■ **Problem**
In the entries below, count every line with the string "JSON". State the count and nothing else.

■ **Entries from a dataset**
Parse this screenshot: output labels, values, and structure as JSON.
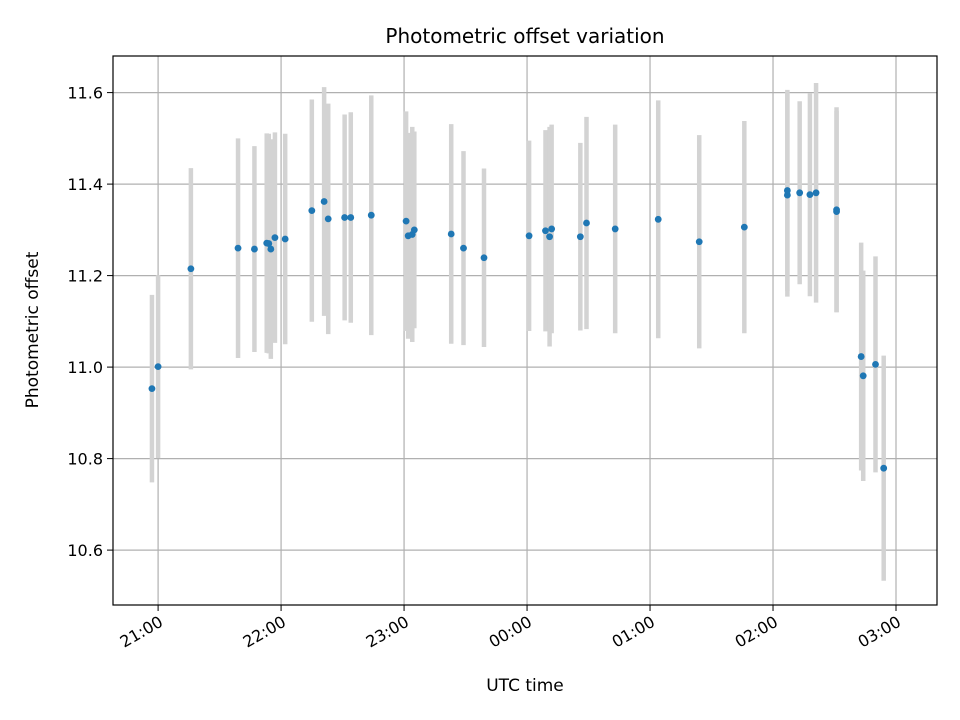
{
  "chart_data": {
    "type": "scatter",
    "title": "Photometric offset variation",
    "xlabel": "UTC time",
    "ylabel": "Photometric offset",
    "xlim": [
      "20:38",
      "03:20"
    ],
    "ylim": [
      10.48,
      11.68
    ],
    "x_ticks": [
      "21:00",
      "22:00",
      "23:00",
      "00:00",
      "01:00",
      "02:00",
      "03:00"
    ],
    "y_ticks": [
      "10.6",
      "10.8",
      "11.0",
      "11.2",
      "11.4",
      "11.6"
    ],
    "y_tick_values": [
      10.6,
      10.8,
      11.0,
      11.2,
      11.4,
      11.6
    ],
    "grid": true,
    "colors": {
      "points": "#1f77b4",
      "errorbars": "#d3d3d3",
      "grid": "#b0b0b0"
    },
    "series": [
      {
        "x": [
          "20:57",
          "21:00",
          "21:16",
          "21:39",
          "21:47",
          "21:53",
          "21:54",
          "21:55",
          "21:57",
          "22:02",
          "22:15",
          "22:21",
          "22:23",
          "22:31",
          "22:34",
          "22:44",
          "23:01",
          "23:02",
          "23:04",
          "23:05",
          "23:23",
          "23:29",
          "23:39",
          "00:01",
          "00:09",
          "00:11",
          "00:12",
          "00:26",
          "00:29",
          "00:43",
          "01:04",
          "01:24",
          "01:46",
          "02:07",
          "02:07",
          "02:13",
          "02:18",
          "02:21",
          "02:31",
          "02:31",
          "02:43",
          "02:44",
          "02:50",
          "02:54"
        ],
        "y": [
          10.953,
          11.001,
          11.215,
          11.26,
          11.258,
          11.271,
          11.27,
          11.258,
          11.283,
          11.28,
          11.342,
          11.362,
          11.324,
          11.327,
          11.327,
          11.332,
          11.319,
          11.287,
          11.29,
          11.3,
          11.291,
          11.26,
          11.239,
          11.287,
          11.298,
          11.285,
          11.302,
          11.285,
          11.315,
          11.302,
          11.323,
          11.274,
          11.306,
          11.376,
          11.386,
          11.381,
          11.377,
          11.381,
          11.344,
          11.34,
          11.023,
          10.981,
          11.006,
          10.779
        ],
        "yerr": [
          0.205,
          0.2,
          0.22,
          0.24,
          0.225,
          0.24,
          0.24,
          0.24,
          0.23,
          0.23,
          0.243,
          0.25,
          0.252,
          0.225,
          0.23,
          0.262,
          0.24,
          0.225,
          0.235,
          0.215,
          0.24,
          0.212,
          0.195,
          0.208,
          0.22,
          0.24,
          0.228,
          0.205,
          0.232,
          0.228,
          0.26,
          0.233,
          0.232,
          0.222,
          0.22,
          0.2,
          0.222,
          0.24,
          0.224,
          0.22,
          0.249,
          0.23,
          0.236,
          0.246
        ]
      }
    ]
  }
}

...

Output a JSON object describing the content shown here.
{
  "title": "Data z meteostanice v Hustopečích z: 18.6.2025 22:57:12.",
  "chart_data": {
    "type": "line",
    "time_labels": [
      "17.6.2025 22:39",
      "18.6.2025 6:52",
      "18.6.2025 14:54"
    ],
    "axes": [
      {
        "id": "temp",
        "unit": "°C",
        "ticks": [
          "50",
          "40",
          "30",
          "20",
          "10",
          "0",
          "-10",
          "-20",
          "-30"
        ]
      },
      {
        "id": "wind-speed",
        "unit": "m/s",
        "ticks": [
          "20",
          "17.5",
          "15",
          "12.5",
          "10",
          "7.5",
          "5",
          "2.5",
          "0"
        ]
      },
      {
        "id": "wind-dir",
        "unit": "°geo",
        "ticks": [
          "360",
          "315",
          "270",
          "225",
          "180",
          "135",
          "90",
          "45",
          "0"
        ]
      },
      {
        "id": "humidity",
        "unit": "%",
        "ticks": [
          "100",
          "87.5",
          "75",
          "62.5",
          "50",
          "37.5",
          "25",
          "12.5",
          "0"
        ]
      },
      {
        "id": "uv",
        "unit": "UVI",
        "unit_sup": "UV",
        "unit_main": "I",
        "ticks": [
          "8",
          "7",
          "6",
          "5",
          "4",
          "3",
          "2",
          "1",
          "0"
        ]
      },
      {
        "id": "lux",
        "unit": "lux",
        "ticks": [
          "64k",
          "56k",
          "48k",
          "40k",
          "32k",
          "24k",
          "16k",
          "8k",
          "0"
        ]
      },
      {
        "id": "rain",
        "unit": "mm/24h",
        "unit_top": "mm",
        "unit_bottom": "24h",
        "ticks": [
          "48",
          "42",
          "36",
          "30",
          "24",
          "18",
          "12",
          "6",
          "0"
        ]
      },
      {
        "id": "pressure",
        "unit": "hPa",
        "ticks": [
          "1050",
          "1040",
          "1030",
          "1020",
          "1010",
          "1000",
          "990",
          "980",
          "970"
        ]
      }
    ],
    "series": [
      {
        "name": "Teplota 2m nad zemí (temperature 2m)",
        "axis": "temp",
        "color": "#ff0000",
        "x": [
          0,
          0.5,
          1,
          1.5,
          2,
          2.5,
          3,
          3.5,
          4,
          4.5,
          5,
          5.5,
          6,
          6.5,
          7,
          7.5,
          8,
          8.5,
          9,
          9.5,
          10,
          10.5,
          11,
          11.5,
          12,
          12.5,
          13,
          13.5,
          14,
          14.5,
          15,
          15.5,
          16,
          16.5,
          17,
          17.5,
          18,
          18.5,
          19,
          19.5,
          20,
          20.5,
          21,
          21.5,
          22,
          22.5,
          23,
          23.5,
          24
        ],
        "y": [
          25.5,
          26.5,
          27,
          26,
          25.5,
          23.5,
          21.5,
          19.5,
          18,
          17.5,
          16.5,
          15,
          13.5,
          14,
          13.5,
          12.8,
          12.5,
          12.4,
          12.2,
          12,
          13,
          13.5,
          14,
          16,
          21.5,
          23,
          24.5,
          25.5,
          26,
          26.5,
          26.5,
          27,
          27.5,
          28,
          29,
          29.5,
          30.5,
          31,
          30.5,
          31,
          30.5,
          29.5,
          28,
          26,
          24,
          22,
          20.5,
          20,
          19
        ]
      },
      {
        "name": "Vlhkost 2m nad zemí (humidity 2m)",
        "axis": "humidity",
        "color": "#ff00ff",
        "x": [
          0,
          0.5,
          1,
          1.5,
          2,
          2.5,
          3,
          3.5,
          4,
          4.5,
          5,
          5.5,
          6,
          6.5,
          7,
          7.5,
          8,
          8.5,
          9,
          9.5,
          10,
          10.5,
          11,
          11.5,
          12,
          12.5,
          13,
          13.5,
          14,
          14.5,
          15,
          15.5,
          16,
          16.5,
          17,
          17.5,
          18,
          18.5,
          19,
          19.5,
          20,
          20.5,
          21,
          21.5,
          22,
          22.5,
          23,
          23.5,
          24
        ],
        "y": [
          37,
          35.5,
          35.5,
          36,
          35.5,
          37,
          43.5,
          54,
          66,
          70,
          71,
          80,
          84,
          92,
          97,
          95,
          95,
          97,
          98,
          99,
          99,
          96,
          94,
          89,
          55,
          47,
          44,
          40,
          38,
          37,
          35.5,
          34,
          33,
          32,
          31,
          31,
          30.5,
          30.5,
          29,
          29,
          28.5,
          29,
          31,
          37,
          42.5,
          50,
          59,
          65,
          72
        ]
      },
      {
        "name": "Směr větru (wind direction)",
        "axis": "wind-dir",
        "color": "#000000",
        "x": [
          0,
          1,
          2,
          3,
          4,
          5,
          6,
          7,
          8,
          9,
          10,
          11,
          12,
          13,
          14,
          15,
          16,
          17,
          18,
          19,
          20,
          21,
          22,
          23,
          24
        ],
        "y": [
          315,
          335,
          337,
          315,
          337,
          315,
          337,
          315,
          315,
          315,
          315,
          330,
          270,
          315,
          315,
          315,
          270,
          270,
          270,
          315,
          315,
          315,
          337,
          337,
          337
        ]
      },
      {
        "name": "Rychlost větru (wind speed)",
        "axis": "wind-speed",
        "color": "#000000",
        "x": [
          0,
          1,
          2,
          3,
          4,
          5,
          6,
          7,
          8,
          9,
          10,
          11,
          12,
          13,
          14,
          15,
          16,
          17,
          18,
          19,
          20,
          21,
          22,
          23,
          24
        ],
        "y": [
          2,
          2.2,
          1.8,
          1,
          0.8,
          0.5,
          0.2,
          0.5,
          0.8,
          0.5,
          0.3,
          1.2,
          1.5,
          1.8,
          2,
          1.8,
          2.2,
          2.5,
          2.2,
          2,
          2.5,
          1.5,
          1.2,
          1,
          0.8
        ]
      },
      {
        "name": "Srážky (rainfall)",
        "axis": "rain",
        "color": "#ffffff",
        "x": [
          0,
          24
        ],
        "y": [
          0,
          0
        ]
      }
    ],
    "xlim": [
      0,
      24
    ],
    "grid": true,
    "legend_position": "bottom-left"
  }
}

■ **Full answer**
2